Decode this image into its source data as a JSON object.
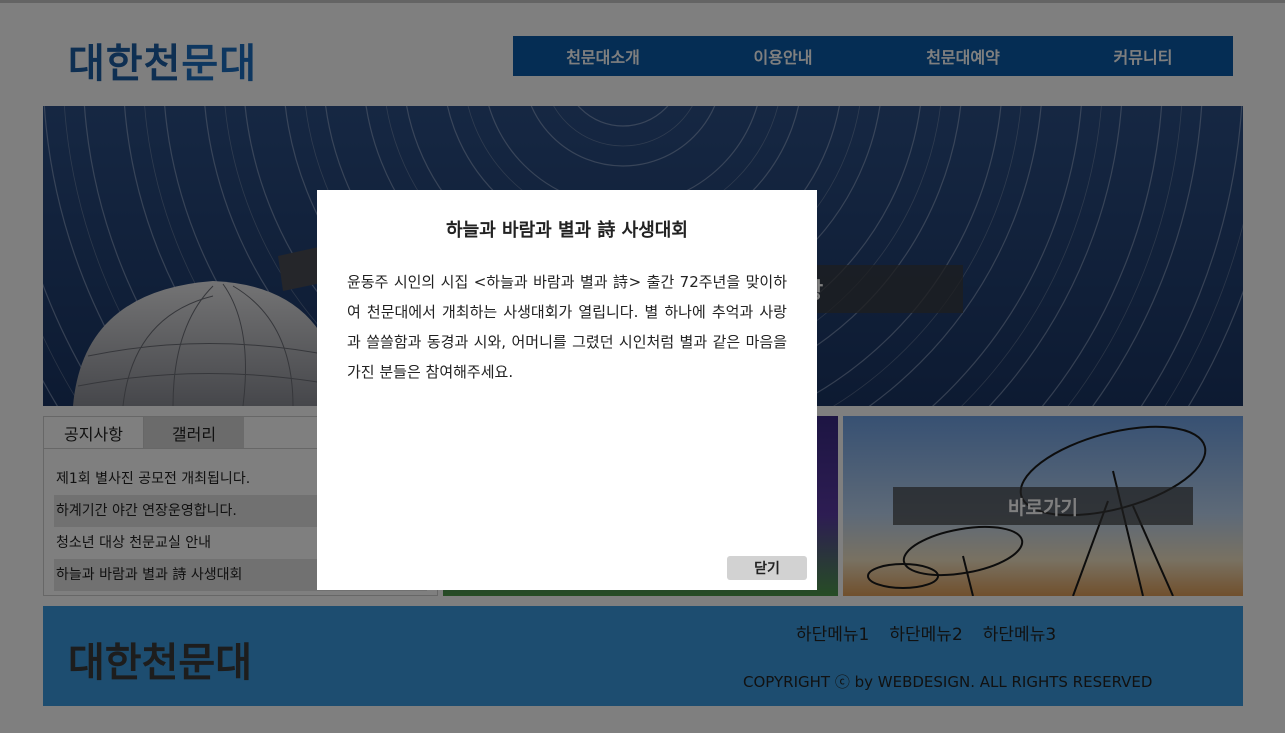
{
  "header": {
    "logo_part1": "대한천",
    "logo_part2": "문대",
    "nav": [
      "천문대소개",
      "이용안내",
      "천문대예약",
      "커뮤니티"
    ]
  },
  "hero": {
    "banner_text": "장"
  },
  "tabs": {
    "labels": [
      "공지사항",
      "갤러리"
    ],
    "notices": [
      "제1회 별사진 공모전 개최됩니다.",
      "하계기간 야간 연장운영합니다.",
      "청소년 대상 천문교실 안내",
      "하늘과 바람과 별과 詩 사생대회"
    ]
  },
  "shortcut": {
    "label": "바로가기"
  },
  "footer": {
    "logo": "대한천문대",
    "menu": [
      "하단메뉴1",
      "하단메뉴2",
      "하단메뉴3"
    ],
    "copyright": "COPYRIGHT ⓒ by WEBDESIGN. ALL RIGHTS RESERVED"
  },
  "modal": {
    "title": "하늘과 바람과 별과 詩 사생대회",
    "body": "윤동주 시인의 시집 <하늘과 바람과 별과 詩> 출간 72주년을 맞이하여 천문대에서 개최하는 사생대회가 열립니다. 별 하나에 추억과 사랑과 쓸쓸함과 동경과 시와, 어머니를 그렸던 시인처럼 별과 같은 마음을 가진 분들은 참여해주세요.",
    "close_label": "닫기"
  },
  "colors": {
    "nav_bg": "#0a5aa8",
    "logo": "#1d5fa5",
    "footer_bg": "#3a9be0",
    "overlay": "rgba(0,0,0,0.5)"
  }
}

*-*-*

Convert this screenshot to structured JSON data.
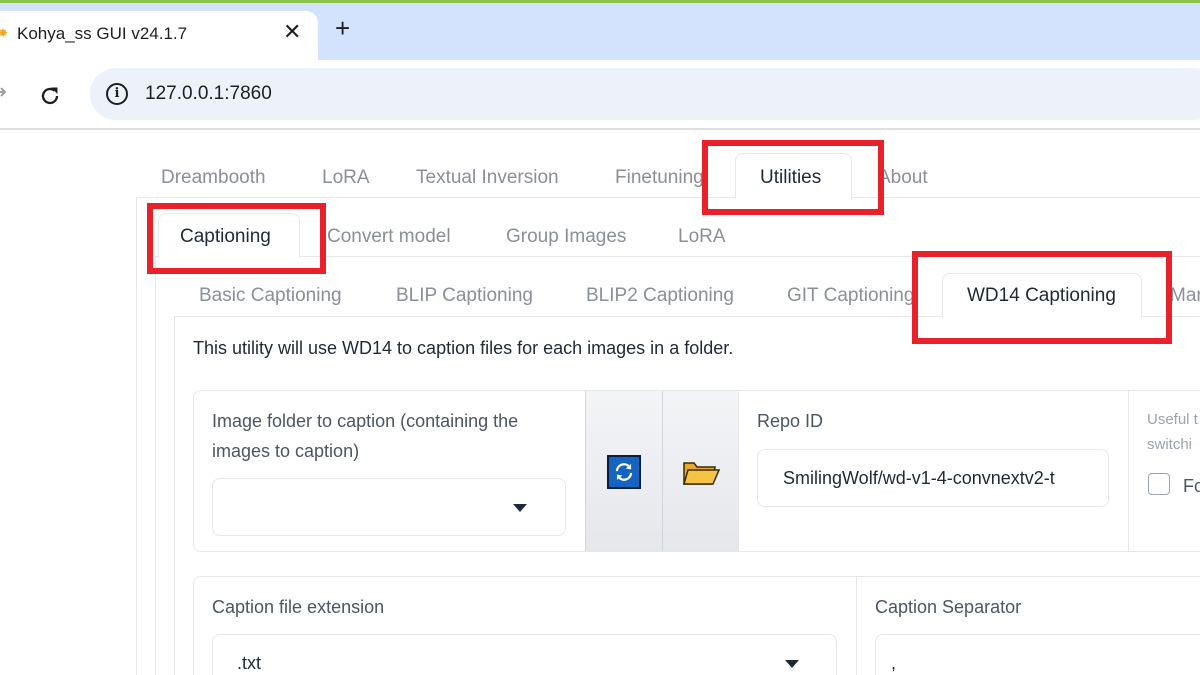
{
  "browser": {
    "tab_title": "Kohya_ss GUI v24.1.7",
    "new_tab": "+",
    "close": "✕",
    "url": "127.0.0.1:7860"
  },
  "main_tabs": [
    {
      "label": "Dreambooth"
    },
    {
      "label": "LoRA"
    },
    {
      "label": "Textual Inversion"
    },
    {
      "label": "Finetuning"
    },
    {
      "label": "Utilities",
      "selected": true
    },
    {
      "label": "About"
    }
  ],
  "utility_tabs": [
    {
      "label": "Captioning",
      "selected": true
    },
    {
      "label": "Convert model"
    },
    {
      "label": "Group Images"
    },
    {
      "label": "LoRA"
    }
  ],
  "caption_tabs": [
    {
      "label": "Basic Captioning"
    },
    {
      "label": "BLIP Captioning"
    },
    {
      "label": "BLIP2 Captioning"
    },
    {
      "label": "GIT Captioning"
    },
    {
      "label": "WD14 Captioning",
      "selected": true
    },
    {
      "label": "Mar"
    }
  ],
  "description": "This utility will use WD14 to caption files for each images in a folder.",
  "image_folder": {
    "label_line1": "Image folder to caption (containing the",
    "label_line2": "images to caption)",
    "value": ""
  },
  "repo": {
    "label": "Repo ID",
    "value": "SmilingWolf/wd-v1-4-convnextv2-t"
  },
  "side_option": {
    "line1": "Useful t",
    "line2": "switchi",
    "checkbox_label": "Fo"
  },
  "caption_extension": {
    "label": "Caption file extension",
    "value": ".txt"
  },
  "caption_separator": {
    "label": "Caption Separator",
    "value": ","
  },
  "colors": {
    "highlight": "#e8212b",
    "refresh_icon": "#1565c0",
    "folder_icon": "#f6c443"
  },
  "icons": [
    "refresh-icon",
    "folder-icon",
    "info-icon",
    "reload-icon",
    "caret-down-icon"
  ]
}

*-*-*

* What is required *
Using the records above, pull out each line where the word "data" occurs.

* Finished answer *
Decode this image into its source data as a JSON object.
Convert this screenshot to structured JSON data.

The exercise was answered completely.